## What you will do
Give the number of lines that contain the string "Very", please, and nothing else.

## Task material

# # # # # # #

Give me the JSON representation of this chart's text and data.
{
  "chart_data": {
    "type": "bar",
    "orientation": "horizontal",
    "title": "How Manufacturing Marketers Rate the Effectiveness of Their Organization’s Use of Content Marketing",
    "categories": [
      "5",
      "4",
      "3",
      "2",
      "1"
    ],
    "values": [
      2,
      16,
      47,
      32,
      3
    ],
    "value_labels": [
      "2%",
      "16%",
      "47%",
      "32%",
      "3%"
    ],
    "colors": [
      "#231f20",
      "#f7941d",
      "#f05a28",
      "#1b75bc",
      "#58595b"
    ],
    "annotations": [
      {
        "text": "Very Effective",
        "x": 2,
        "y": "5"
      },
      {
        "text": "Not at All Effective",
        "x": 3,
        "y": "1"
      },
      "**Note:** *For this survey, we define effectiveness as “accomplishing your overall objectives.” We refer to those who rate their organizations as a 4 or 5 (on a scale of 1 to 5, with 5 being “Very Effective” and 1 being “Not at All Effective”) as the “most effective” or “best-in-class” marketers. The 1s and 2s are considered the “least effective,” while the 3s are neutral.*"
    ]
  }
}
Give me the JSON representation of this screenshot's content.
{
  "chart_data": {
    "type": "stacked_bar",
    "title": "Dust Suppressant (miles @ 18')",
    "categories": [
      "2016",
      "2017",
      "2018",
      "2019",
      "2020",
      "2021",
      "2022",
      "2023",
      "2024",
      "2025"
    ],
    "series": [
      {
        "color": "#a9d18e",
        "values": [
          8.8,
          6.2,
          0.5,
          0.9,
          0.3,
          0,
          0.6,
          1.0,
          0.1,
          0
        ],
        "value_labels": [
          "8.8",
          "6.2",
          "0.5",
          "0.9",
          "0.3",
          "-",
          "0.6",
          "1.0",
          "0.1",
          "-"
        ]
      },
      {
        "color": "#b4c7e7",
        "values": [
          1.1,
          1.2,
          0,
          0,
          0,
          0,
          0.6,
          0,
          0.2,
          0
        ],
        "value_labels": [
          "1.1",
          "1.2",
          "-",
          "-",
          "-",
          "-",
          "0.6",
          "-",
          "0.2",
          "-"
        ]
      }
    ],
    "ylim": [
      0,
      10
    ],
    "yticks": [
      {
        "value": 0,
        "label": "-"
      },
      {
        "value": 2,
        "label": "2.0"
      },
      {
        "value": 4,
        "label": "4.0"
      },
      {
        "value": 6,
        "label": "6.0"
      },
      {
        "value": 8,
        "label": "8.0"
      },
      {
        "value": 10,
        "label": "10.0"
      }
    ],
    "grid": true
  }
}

# # # # # # #

## Correct answer
2